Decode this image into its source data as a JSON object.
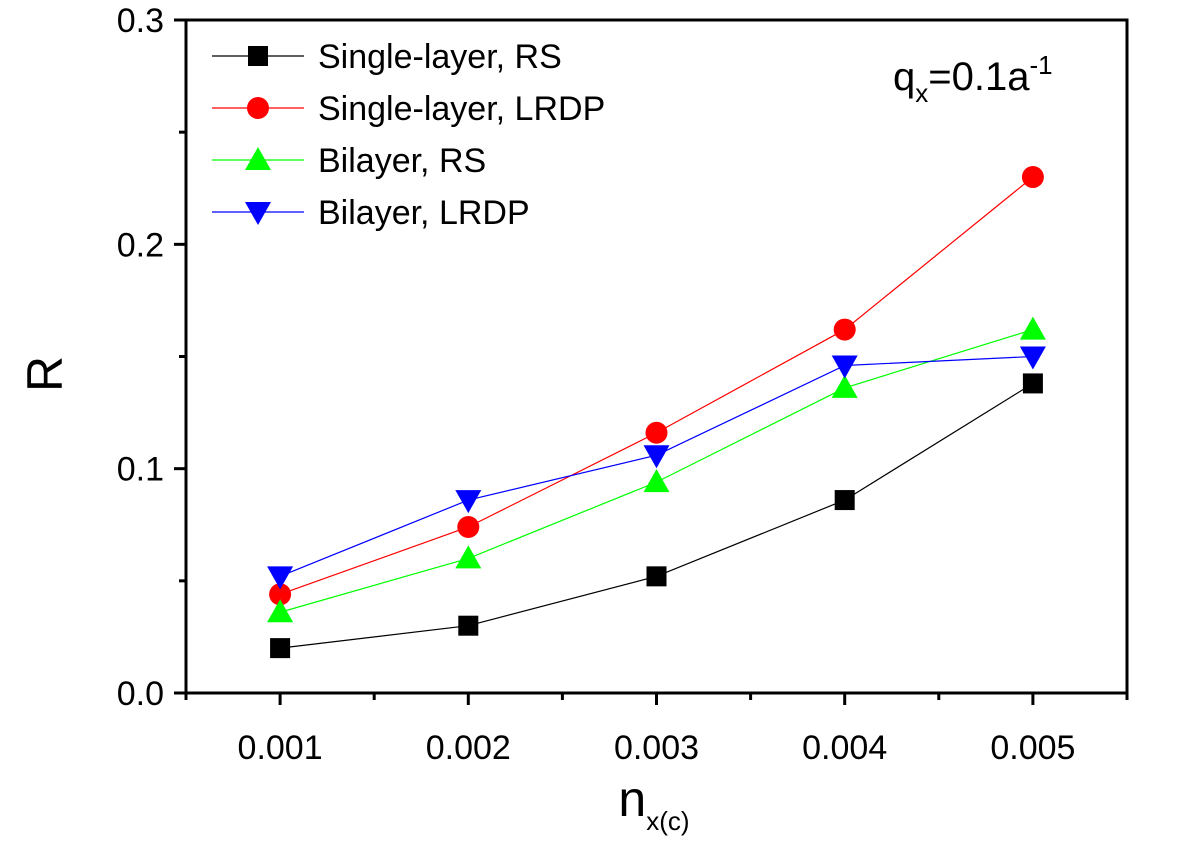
{
  "chart_data": {
    "type": "line",
    "title": "",
    "xlabel": "n",
    "xlabel_subscript": "x(c)",
    "ylabel": "R",
    "x": [
      0.001,
      0.002,
      0.003,
      0.004,
      0.005
    ],
    "x_tick_labels": [
      "0.001",
      "0.002",
      "0.003",
      "0.004",
      "0.005"
    ],
    "y_ticks": [
      0.0,
      0.1,
      0.2,
      0.3
    ],
    "y_tick_labels": [
      "0.0",
      "0.1",
      "0.2",
      "0.3"
    ],
    "xlim": [
      0.0005,
      0.0055
    ],
    "ylim": [
      0.0,
      0.3
    ],
    "grid": false,
    "legend_position": "top-left",
    "annotation": {
      "base": "q",
      "subscript": "x",
      "middle": "=0.1a",
      "superscript": "-1"
    },
    "series": [
      {
        "name": "Single-layer, RS",
        "marker": "square",
        "color": "#000000",
        "values": [
          0.02,
          0.03,
          0.052,
          0.086,
          0.138
        ]
      },
      {
        "name": "Single-layer, LRDP",
        "marker": "circle",
        "color": "#ff0000",
        "values": [
          0.044,
          0.074,
          0.116,
          0.162,
          0.23
        ]
      },
      {
        "name": "Bilayer, RS",
        "marker": "triangle-up",
        "color": "#00ff00",
        "values": [
          0.036,
          0.06,
          0.094,
          0.136,
          0.162
        ]
      },
      {
        "name": "Bilayer, LRDP",
        "marker": "triangle-down",
        "color": "#0000ff",
        "values": [
          0.052,
          0.086,
          0.106,
          0.146,
          0.15
        ]
      }
    ]
  }
}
┄┄┄┄┄┄┄┄┄┄┄┄┄┄┄┄┄┄┄┄
| What the task asks |
Leave the images out and output the remaining material exactly as it stands.

| Answer to this task |
Decode this image into its source data as a JSON object.
{
  "chart_data": {
    "type": "line",
    "title": "",
    "xlabel": "n",
    "xlabel_subscript": "x(c)",
    "ylabel": "R",
    "x": [
      0.001,
      0.002,
      0.003,
      0.004,
      0.005
    ],
    "x_tick_labels": [
      "0.001",
      "0.002",
      "0.003",
      "0.004",
      "0.005"
    ],
    "y_ticks": [
      0.0,
      0.1,
      0.2,
      0.3
    ],
    "y_tick_labels": [
      "0.0",
      "0.1",
      "0.2",
      "0.3"
    ],
    "xlim": [
      0.0005,
      0.0055
    ],
    "ylim": [
      0.0,
      0.3
    ],
    "grid": false,
    "legend_position": "top-left",
    "annotation": {
      "base": "q",
      "subscript": "x",
      "middle": "=0.1a",
      "superscript": "-1"
    },
    "series": [
      {
        "name": "Single-layer, RS",
        "marker": "square",
        "color": "#000000",
        "values": [
          0.02,
          0.03,
          0.052,
          0.086,
          0.138
        ]
      },
      {
        "name": "Single-layer, LRDP",
        "marker": "circle",
        "color": "#ff0000",
        "values": [
          0.044,
          0.074,
          0.116,
          0.162,
          0.23
        ]
      },
      {
        "name": "Bilayer, RS",
        "marker": "triangle-up",
        "color": "#00ff00",
        "values": [
          0.036,
          0.06,
          0.094,
          0.136,
          0.162
        ]
      },
      {
        "name": "Bilayer, LRDP",
        "marker": "triangle-down",
        "color": "#0000ff",
        "values": [
          0.052,
          0.086,
          0.106,
          0.146,
          0.15
        ]
      }
    ]
  }
}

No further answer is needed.